◆ **What you are asked to do**
The records that follow are to be repeated without alteration.

######

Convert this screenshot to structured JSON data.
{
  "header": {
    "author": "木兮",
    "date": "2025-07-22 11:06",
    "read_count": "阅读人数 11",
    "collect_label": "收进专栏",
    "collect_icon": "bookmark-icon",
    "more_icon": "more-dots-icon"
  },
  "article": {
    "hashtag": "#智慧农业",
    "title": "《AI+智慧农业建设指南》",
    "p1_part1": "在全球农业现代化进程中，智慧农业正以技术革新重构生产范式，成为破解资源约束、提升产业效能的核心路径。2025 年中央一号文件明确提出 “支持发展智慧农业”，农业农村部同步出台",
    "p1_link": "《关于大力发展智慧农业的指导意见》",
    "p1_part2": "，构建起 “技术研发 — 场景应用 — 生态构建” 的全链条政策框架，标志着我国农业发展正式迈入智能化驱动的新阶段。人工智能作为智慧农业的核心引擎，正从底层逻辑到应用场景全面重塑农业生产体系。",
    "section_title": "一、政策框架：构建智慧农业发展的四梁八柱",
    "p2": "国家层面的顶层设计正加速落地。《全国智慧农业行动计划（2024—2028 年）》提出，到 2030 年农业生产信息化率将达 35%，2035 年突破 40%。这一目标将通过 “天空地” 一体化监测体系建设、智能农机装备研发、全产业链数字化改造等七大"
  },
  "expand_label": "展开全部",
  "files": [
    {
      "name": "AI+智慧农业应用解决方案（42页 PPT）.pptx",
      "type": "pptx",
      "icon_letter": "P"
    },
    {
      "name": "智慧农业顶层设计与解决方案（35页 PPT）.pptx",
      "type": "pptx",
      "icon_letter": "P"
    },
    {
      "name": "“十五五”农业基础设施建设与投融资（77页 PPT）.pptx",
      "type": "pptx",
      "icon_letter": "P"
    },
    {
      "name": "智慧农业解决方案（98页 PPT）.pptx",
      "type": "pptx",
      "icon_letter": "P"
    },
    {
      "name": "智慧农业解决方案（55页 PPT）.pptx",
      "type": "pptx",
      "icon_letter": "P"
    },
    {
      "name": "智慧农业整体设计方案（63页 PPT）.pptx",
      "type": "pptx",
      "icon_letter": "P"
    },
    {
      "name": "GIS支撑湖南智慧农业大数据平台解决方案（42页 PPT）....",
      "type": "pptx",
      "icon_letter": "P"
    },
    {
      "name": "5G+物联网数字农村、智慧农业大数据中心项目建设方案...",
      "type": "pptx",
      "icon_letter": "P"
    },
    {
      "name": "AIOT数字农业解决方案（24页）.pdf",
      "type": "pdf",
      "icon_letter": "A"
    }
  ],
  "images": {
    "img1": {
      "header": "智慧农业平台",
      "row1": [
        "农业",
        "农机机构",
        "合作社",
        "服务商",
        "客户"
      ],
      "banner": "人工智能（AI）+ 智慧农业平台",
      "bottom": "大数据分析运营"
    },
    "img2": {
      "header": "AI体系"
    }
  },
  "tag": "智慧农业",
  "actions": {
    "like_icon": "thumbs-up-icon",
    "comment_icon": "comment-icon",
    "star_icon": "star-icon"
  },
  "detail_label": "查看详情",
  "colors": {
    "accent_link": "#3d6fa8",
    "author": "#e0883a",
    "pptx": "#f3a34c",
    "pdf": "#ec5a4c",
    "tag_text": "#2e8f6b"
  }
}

######

◆ **Answer to this exercise**
Convert this screenshot to structured JSON data.
{
  "header": {
    "author": "木兮",
    "date": "2025-07-22 11:06",
    "read_count": "阅读人数 11",
    "collect_label": "收进专栏",
    "collect_icon": "bookmark-icon",
    "more_icon": "more-dots-icon"
  },
  "article": {
    "hashtag": "#智慧农业",
    "title": "《AI+智慧农业建设指南》",
    "p1_part1": "在全球农业现代化进程中，智慧农业正以技术革新重构生产范式，成为破解资源约束、提升产业效能的核心路径。2025 年中央一号文件明确提出 “支持发展智慧农业”，农业农村部同步出台",
    "p1_link": "《关于大力发展智慧农业的指导意见》",
    "p1_part2": "，构建起 “技术研发 — 场景应用 — 生态构建” 的全链条政策框架，标志着我国农业发展正式迈入智能化驱动的新阶段。人工智能作为智慧农业的核心引擎，正从底层逻辑到应用场景全面重塑农业生产体系。",
    "section_title": "一、政策框架：构建智慧农业发展的四梁八柱",
    "p2": "国家层面的顶层设计正加速落地。《全国智慧农业行动计划（2024—2028 年）》提出，到 2030 年农业生产信息化率将达 35%，2035 年突破 40%。这一目标将通过 “天空地” 一体化监测体系建设、智能农机装备研发、全产业链数字化改造等七大"
  },
  "expand_label": "展开全部",
  "files": [
    {
      "name": "AI+智慧农业应用解决方案（42页 PPT）.pptx",
      "type": "pptx",
      "icon_letter": "P"
    },
    {
      "name": "智慧农业顶层设计与解决方案（35页 PPT）.pptx",
      "type": "pptx",
      "icon_letter": "P"
    },
    {
      "name": "“十五五”农业基础设施建设与投融资（77页 PPT）.pptx",
      "type": "pptx",
      "icon_letter": "P"
    },
    {
      "name": "智慧农业解决方案（98页 PPT）.pptx",
      "type": "pptx",
      "icon_letter": "P"
    },
    {
      "name": "智慧农业解决方案（55页 PPT）.pptx",
      "type": "pptx",
      "icon_letter": "P"
    },
    {
      "name": "智慧农业整体设计方案（63页 PPT）.pptx",
      "type": "pptx",
      "icon_letter": "P"
    },
    {
      "name": "GIS支撑湖南智慧农业大数据平台解决方案（42页 PPT）....",
      "type": "pptx",
      "icon_letter": "P"
    },
    {
      "name": "5G+物联网数字农村、智慧农业大数据中心项目建设方案...",
      "type": "pptx",
      "icon_letter": "P"
    },
    {
      "name": "AIOT数字农业解决方案（24页）.pdf",
      "type": "pdf",
      "icon_letter": "A"
    }
  ],
  "images": {
    "img1": {
      "header": "智慧农业平台",
      "row1": [
        "农业",
        "农机机构",
        "合作社",
        "服务商",
        "客户"
      ],
      "banner": "人工智能（AI）+ 智慧农业平台",
      "bottom": "大数据分析运营"
    },
    "img2": {
      "header": "AI体系"
    }
  },
  "tag": "智慧农业",
  "actions": {
    "like_icon": "thumbs-up-icon",
    "comment_icon": "comment-icon",
    "star_icon": "star-icon"
  },
  "detail_label": "查看详情",
  "colors": {
    "accent_link": "#3d6fa8",
    "author": "#e0883a",
    "pptx": "#f3a34c",
    "pdf": "#ec5a4c",
    "tag_text": "#2e8f6b"
  }
}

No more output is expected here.